Exercise requirements
Go through the listing and pick out each line with the word "this" in it.

[Dataset items]
-*-*-
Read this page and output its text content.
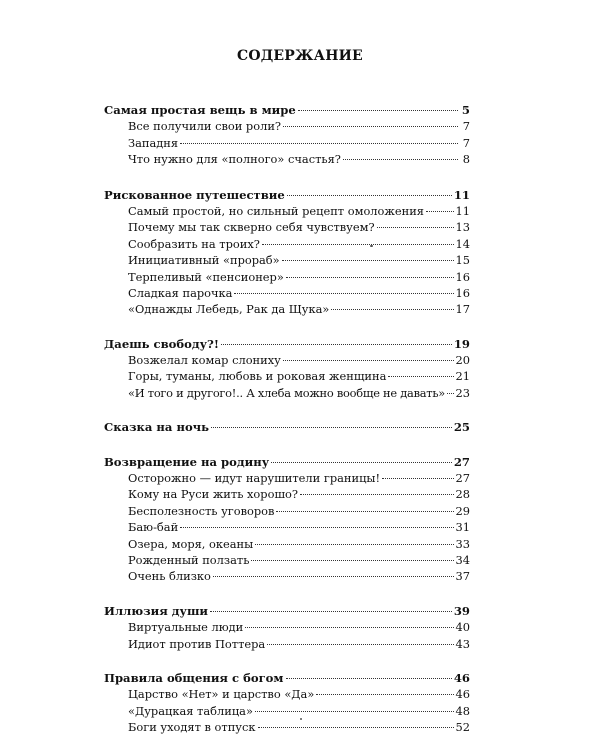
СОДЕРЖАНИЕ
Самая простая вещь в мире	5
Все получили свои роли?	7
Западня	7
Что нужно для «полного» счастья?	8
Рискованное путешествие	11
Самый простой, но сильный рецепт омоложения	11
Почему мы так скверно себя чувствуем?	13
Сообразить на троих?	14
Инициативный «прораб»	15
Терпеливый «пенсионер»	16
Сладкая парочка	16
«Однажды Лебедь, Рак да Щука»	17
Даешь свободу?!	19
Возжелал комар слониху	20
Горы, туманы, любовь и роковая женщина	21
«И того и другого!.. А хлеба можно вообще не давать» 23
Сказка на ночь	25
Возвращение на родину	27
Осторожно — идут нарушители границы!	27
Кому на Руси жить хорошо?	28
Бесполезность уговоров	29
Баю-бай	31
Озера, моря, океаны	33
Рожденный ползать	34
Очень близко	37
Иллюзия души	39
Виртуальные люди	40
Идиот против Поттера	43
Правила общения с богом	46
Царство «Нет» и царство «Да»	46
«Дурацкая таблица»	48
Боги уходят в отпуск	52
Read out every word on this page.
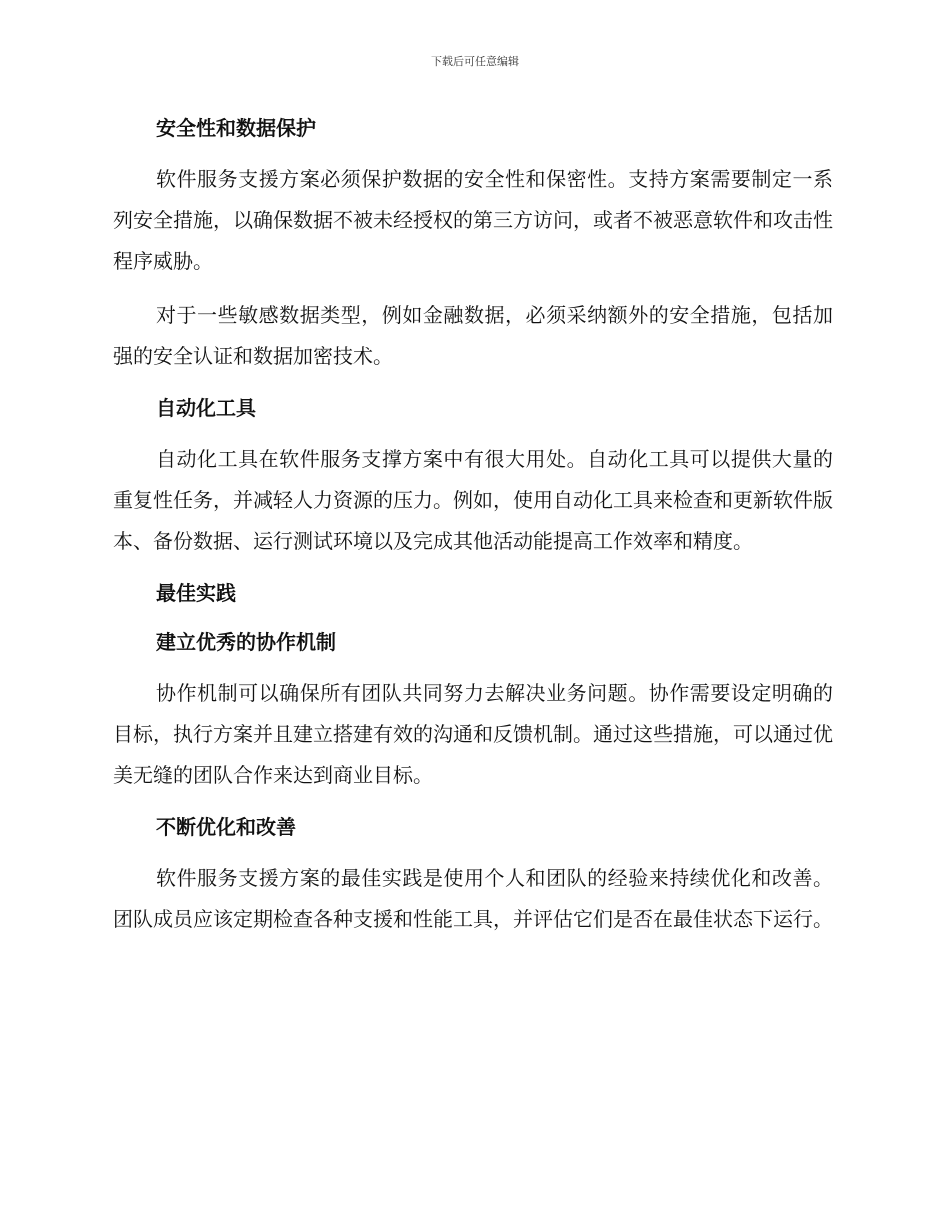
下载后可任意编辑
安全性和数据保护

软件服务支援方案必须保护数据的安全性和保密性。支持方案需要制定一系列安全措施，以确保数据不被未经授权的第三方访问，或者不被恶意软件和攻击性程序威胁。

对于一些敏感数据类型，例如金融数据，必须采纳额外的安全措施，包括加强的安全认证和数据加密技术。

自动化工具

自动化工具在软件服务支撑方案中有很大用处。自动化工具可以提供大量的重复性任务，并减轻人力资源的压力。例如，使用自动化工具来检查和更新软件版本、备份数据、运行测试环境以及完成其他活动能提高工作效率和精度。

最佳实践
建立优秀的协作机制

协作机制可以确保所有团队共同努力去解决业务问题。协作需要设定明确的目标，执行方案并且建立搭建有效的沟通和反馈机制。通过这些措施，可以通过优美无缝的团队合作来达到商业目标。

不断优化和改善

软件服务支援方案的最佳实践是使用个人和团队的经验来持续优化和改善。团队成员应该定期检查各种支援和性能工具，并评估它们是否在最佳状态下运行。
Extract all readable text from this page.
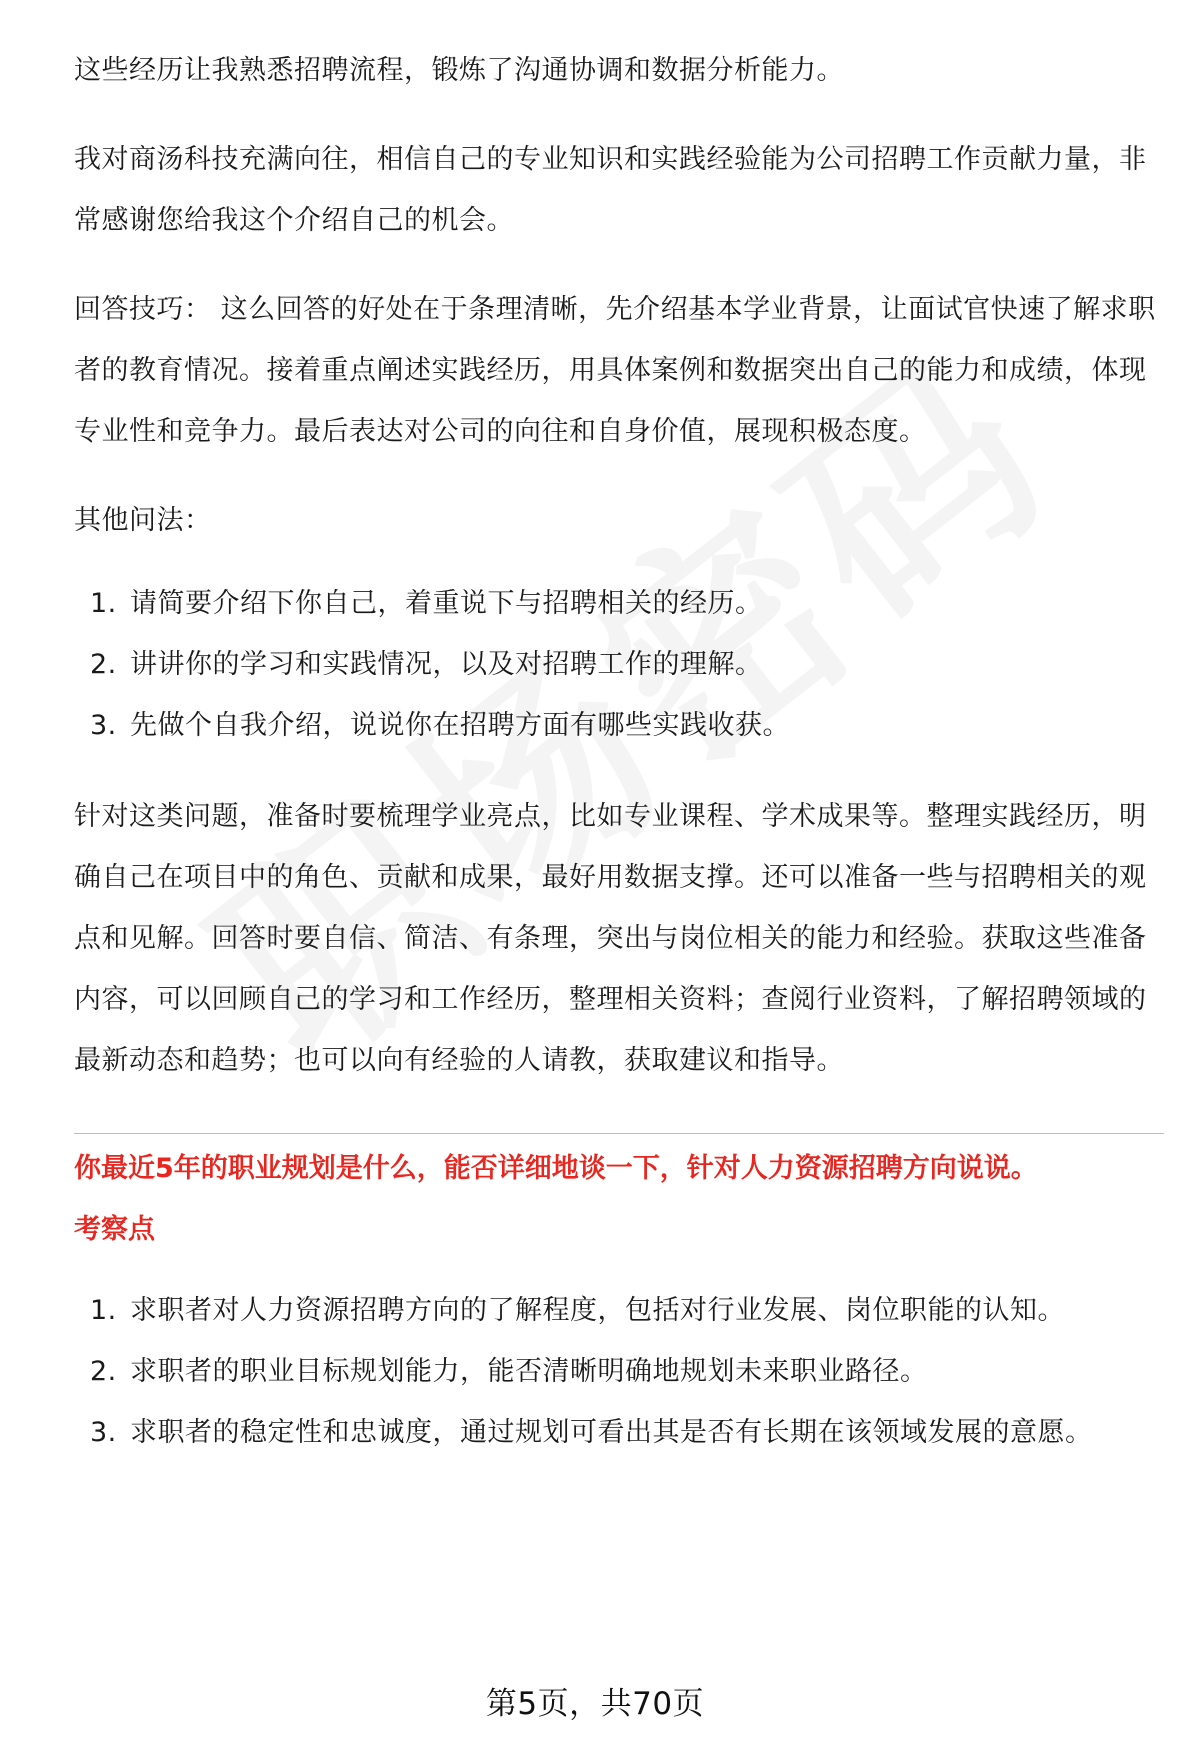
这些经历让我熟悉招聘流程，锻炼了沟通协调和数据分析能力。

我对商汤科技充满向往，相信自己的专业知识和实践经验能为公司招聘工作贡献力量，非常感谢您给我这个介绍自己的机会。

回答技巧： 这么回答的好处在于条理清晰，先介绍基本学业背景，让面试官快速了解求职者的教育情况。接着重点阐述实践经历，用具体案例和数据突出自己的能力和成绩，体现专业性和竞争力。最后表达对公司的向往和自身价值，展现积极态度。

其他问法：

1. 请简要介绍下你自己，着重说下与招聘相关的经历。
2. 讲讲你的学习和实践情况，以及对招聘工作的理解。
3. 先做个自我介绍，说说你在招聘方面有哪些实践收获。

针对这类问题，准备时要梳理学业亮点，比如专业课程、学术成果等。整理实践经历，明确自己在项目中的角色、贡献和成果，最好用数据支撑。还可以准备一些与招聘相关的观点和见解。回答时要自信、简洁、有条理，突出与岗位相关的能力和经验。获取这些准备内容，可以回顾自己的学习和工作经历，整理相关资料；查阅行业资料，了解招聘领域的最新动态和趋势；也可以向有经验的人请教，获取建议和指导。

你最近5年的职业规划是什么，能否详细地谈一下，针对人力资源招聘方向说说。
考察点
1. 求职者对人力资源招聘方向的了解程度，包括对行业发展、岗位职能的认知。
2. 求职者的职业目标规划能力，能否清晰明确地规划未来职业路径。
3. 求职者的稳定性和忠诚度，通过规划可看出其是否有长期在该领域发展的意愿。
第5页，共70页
-*-*-
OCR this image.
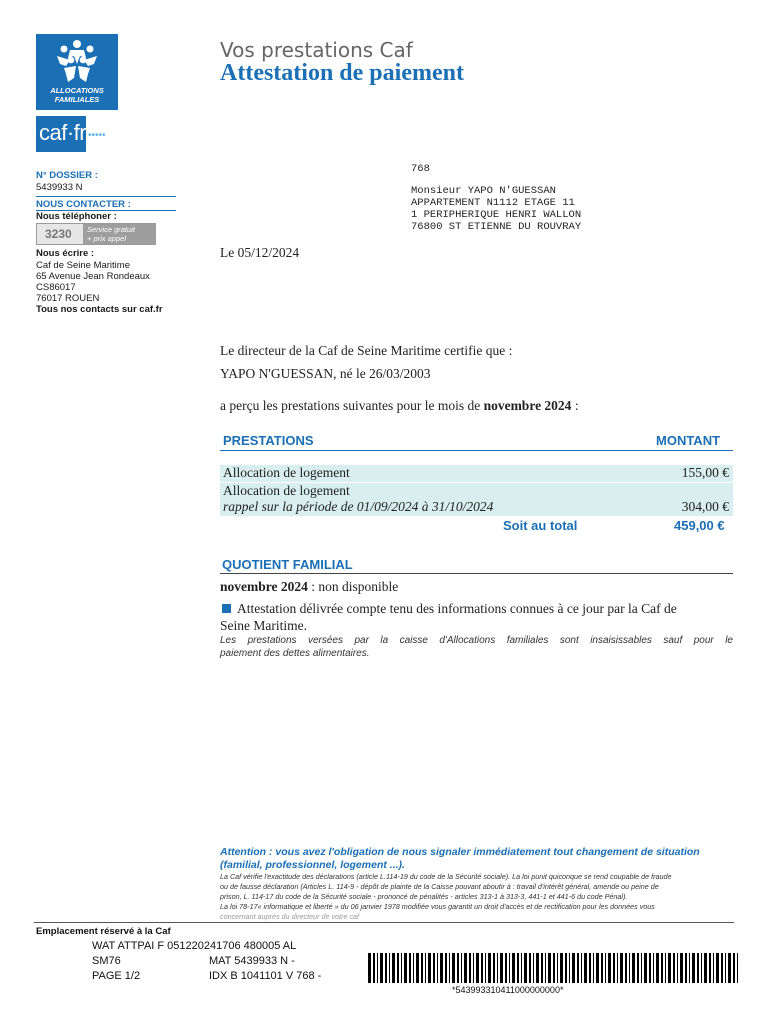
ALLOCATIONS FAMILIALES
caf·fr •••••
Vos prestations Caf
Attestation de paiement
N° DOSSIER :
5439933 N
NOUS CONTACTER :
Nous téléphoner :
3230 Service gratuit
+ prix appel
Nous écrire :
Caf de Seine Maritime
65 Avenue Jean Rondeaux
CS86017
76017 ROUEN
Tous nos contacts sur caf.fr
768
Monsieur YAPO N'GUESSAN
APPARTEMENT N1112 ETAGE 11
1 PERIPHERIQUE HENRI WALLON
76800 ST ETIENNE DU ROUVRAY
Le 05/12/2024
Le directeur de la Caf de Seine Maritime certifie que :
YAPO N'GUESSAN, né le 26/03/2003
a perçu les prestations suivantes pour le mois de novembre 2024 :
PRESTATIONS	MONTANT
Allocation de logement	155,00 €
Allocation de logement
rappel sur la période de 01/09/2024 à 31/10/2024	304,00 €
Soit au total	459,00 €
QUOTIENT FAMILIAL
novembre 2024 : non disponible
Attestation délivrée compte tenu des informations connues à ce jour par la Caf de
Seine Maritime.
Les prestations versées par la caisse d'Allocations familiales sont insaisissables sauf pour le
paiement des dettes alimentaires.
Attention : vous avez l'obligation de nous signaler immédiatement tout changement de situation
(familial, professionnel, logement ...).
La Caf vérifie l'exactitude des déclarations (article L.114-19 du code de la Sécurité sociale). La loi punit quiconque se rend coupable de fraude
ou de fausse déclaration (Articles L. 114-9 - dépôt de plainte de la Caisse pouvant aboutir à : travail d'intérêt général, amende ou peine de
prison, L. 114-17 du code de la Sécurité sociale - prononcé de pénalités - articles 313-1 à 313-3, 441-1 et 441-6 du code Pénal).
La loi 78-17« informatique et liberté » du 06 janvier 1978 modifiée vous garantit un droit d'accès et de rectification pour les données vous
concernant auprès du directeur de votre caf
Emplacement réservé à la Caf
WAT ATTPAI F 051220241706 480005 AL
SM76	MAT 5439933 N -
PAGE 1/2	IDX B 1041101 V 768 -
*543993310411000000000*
-*-*-
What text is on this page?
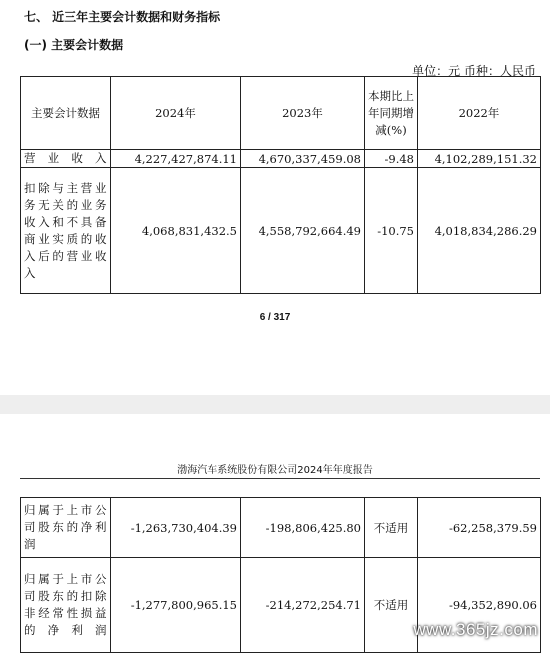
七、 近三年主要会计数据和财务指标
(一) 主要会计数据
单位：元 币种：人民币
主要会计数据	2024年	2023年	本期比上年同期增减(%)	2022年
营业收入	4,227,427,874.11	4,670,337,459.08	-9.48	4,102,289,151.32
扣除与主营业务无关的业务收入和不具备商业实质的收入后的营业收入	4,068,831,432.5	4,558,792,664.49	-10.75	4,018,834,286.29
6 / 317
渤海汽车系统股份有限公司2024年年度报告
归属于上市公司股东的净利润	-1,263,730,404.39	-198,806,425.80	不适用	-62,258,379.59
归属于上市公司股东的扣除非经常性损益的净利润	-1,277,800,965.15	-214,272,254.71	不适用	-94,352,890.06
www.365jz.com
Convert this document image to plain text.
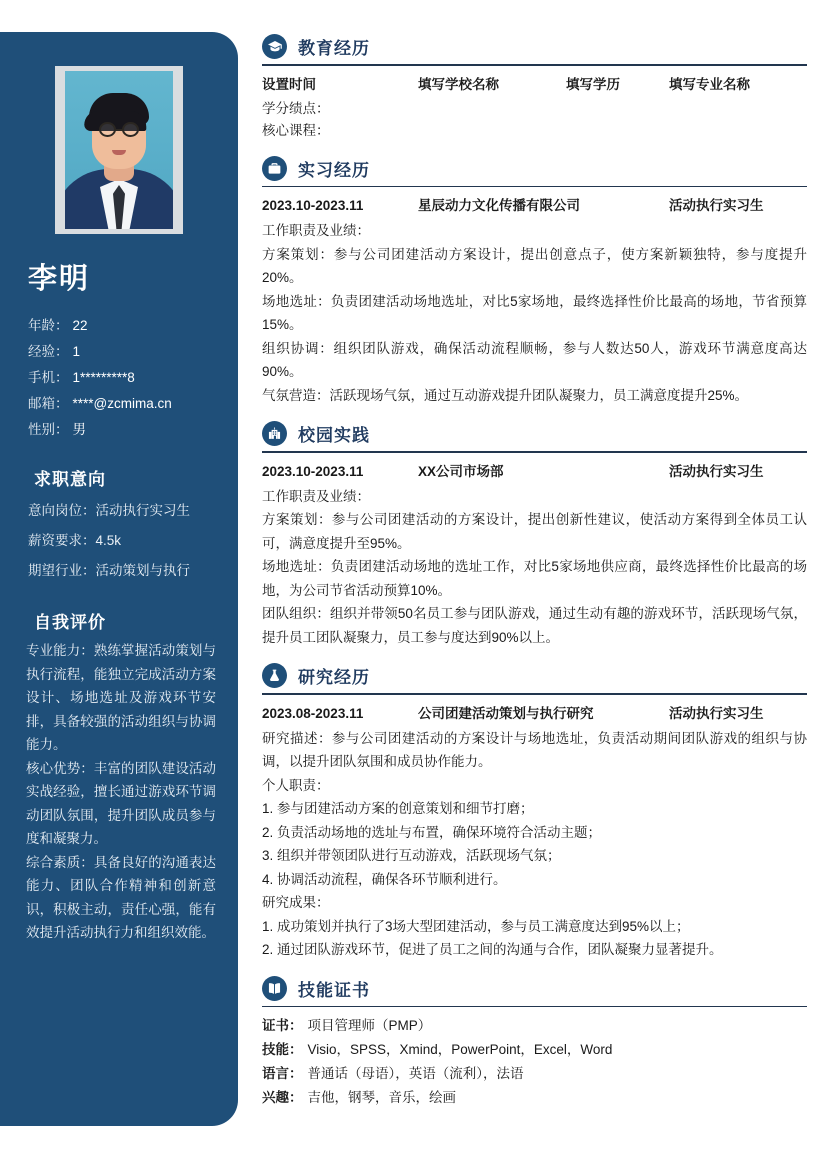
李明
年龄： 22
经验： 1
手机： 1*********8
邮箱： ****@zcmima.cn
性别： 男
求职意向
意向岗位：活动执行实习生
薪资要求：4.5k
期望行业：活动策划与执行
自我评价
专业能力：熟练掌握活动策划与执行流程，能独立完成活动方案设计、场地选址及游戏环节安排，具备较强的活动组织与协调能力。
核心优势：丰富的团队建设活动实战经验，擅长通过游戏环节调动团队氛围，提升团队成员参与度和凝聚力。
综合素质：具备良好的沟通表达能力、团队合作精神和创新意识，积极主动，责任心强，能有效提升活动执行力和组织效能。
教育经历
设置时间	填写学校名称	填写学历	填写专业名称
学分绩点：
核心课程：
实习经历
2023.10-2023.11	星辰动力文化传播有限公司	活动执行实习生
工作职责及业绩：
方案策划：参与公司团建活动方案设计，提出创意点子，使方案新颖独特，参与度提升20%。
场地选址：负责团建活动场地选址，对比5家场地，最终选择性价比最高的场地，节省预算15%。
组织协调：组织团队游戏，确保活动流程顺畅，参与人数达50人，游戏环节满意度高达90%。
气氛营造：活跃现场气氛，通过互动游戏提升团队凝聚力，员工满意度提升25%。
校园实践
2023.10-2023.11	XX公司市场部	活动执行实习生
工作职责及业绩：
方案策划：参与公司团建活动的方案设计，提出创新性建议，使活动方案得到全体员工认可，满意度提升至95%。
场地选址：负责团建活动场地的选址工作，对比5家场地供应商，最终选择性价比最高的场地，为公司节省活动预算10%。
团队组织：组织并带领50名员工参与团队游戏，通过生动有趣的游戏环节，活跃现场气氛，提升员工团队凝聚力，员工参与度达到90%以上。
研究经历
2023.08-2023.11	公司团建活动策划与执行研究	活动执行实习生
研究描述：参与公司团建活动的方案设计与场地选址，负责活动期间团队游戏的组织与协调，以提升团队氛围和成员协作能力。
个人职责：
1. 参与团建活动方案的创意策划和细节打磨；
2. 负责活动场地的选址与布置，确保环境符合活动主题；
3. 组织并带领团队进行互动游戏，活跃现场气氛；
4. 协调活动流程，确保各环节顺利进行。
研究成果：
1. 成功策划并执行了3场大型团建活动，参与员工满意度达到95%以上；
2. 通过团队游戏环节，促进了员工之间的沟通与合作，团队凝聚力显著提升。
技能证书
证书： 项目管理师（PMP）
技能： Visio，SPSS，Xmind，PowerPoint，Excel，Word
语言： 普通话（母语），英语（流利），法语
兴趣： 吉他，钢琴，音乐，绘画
-*-*-
The output
Read this page and output its text content.
Read out every word on this page.
Extract all readable text from this page.
OCR this image.
What text is on this page?
Convert this document image to plain text.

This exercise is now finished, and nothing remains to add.